◆ Your task: Copy the listing below verbatim.

◆ Available records:
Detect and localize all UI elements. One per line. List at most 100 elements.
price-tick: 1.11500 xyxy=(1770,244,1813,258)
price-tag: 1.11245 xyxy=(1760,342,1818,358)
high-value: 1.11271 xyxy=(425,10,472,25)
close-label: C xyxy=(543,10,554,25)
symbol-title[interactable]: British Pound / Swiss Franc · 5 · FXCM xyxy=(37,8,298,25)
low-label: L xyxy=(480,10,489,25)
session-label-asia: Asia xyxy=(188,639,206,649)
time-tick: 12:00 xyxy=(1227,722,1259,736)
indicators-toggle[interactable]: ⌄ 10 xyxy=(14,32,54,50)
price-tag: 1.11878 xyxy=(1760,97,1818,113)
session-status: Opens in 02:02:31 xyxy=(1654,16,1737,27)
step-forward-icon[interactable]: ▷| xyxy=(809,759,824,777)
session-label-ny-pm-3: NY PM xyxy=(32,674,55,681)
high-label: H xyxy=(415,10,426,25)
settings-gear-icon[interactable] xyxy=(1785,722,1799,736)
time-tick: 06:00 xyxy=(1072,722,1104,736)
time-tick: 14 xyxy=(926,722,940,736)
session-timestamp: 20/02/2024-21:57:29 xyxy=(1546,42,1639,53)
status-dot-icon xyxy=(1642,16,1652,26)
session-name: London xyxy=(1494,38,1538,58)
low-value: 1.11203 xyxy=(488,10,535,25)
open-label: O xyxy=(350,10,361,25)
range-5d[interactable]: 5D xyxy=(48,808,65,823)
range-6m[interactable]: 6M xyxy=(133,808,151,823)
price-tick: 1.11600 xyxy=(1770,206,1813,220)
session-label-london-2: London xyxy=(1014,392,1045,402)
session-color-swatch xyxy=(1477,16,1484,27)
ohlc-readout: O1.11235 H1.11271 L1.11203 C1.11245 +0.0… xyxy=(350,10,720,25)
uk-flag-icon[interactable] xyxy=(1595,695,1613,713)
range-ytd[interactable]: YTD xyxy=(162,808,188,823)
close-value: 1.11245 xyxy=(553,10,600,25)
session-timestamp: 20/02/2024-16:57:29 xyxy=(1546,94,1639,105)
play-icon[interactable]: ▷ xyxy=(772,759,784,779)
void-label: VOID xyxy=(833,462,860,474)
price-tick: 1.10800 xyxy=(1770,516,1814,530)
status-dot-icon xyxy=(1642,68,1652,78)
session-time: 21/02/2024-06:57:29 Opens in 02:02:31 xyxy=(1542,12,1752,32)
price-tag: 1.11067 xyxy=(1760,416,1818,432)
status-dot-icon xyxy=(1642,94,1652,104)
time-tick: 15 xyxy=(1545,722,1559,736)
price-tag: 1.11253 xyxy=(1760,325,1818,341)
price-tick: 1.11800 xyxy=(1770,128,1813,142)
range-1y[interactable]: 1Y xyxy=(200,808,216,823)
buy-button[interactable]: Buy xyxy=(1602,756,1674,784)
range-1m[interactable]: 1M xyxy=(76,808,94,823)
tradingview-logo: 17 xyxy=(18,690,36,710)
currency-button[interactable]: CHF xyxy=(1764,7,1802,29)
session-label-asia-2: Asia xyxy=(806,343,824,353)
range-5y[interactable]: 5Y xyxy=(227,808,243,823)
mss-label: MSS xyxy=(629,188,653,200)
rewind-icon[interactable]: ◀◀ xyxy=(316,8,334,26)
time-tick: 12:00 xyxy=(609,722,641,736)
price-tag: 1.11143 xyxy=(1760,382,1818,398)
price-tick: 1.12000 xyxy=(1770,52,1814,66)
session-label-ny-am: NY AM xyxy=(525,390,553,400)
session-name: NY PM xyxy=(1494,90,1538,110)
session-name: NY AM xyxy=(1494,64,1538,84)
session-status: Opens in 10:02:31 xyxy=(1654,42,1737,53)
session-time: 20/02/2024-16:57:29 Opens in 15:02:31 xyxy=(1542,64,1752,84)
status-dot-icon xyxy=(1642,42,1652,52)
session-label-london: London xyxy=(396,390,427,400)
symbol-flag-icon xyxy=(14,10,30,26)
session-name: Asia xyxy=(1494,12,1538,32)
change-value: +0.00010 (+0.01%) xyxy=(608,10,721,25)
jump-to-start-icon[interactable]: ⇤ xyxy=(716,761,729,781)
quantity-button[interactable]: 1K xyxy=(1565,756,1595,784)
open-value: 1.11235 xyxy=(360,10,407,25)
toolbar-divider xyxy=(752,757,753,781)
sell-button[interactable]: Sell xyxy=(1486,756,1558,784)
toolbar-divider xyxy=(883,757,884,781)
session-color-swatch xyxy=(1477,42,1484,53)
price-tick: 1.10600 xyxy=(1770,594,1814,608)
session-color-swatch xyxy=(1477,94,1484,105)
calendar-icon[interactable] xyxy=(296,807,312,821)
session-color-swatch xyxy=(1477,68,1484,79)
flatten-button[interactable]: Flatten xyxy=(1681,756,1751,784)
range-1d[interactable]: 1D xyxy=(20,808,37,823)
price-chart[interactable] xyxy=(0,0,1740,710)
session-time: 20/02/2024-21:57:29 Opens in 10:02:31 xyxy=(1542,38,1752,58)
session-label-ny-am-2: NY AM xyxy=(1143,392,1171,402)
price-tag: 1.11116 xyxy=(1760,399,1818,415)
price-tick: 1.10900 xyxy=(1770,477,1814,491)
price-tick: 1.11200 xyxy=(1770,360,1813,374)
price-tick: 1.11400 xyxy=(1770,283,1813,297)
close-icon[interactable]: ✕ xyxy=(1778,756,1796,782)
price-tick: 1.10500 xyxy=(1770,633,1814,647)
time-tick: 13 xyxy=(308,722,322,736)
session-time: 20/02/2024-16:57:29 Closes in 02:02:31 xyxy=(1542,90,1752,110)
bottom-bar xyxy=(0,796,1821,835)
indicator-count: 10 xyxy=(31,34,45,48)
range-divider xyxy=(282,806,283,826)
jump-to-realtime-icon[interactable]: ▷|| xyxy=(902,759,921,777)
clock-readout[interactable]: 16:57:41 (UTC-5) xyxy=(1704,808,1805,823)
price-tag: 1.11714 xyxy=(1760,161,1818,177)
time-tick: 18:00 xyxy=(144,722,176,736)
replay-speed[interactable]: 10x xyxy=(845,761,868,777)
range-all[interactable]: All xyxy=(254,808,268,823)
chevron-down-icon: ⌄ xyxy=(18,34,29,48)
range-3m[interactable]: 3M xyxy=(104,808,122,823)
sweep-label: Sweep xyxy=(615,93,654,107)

◆ Solution to the exercise:
Detect and localize all UI elements. One per line. List at most 100 elements.
price-tick: 1.11500 xyxy=(1770,244,1813,258)
price-tag: 1.11245 xyxy=(1760,342,1818,358)
high-value: 1.11271 xyxy=(425,10,472,25)
close-label: C xyxy=(543,10,554,25)
symbol-title[interactable]: British Pound / Swiss Franc · 5 · FXCM xyxy=(37,8,298,25)
low-label: L xyxy=(480,10,489,25)
session-label-asia: Asia xyxy=(188,639,206,649)
time-tick: 12:00 xyxy=(1227,722,1259,736)
indicators-toggle[interactable]: ⌄ 10 xyxy=(14,32,54,50)
price-tag: 1.11878 xyxy=(1760,97,1818,113)
session-status: Opens in 02:02:31 xyxy=(1654,16,1737,27)
step-forward-icon[interactable]: ▷| xyxy=(809,759,824,777)
session-label-ny-pm-3: NY PM xyxy=(32,674,55,681)
high-label: H xyxy=(415,10,426,25)
settings-gear-icon[interactable] xyxy=(1785,722,1799,736)
time-tick: 06:00 xyxy=(1072,722,1104,736)
time-tick: 14 xyxy=(926,722,940,736)
session-timestamp: 20/02/2024-21:57:29 xyxy=(1546,42,1639,53)
status-dot-icon xyxy=(1642,16,1652,26)
session-name: London xyxy=(1494,38,1538,58)
low-value: 1.11203 xyxy=(488,10,535,25)
open-label: O xyxy=(350,10,361,25)
range-5d[interactable]: 5D xyxy=(48,808,65,823)
range-6m[interactable]: 6M xyxy=(133,808,151,823)
price-tick: 1.11600 xyxy=(1770,206,1813,220)
session-label-london-2: London xyxy=(1014,392,1045,402)
session-color-swatch xyxy=(1477,16,1484,27)
ohlc-readout: O1.11235 H1.11271 L1.11203 C1.11245 +0.0… xyxy=(350,10,720,25)
uk-flag-icon[interactable] xyxy=(1595,695,1613,713)
range-ytd[interactable]: YTD xyxy=(162,808,188,823)
close-value: 1.11245 xyxy=(553,10,600,25)
session-timestamp: 20/02/2024-16:57:29 xyxy=(1546,94,1639,105)
play-icon[interactable]: ▷ xyxy=(772,759,784,779)
void-label: VOID xyxy=(833,462,860,474)
price-tick: 1.10800 xyxy=(1770,516,1814,530)
status-dot-icon xyxy=(1642,68,1652,78)
session-time: 21/02/2024-06:57:29 Opens in 02:02:31 xyxy=(1542,12,1752,32)
price-tag: 1.11067 xyxy=(1760,416,1818,432)
status-dot-icon xyxy=(1642,94,1652,104)
time-tick: 15 xyxy=(1545,722,1559,736)
price-tag: 1.11253 xyxy=(1760,325,1818,341)
price-tick: 1.11800 xyxy=(1770,128,1813,142)
range-1y[interactable]: 1Y xyxy=(200,808,216,823)
buy-button[interactable]: Buy xyxy=(1602,756,1674,784)
range-1m[interactable]: 1M xyxy=(76,808,94,823)
tradingview-logo: 17 xyxy=(18,690,36,710)
currency-button[interactable]: CHF xyxy=(1764,7,1802,29)
session-label-asia-2: Asia xyxy=(806,343,824,353)
range-5y[interactable]: 5Y xyxy=(227,808,243,823)
mss-label: MSS xyxy=(629,188,653,200)
rewind-icon[interactable]: ◀◀ xyxy=(316,8,334,26)
time-tick: 12:00 xyxy=(609,722,641,736)
price-tag: 1.11143 xyxy=(1760,382,1818,398)
price-tick: 1.12000 xyxy=(1770,52,1814,66)
session-label-ny-am: NY AM xyxy=(525,390,553,400)
session-name: NY PM xyxy=(1494,90,1538,110)
session-name: NY AM xyxy=(1494,64,1538,84)
session-status: Opens in 10:02:31 xyxy=(1654,42,1737,53)
session-time: 20/02/2024-16:57:29 Opens in 15:02:31 xyxy=(1542,64,1752,84)
status-dot-icon xyxy=(1642,42,1652,52)
session-label-london: London xyxy=(396,390,427,400)
symbol-flag-icon xyxy=(14,10,30,26)
session-name: Asia xyxy=(1494,12,1538,32)
change-value: +0.00010 (+0.01%) xyxy=(608,10,721,25)
jump-to-start-icon[interactable]: ⇤ xyxy=(716,761,729,781)
quantity-button[interactable]: 1K xyxy=(1565,756,1595,784)
open-value: 1.11235 xyxy=(360,10,407,25)
toolbar-divider xyxy=(752,757,753,781)
sell-button[interactable]: Sell xyxy=(1486,756,1558,784)
toolbar-divider xyxy=(883,757,884,781)
session-color-swatch xyxy=(1477,42,1484,53)
price-tick: 1.10600 xyxy=(1770,594,1814,608)
session-color-swatch xyxy=(1477,94,1484,105)
calendar-icon[interactable] xyxy=(296,807,312,821)
session-color-swatch xyxy=(1477,68,1484,79)
flatten-button[interactable]: Flatten xyxy=(1681,756,1751,784)
range-1d[interactable]: 1D xyxy=(20,808,37,823)
price-chart[interactable] xyxy=(0,0,1740,710)
session-time: 20/02/2024-21:57:29 Opens in 10:02:31 xyxy=(1542,38,1752,58)
session-label-ny-am-2: NY AM xyxy=(1143,392,1171,402)
price-tag: 1.11116 xyxy=(1760,399,1818,415)
price-tick: 1.10900 xyxy=(1770,477,1814,491)
price-tick: 1.11200 xyxy=(1770,360,1813,374)
price-tick: 1.11400 xyxy=(1770,283,1813,297)
close-icon[interactable]: ✕ xyxy=(1778,756,1796,782)
price-tick: 1.10500 xyxy=(1770,633,1814,647)
time-tick: 13 xyxy=(308,722,322,736)
session-time: 20/02/2024-16:57:29 Closes in 02:02:31 xyxy=(1542,90,1752,110)
bottom-bar xyxy=(0,796,1821,835)
indicator-count: 10 xyxy=(31,34,45,48)
range-divider xyxy=(282,806,283,826)
jump-to-realtime-icon[interactable]: ▷|| xyxy=(902,759,921,777)
clock-readout[interactable]: 16:57:41 (UTC-5) xyxy=(1704,808,1805,823)
price-tag: 1.11714 xyxy=(1760,161,1818,177)
time-tick: 18:00 xyxy=(144,722,176,736)
replay-speed[interactable]: 10x xyxy=(845,761,868,777)
range-all[interactable]: All xyxy=(254,808,268,823)
chevron-down-icon: ⌄ xyxy=(18,34,29,48)
range-3m[interactable]: 3M xyxy=(104,808,122,823)
sweep-label: Sweep xyxy=(615,93,654,107)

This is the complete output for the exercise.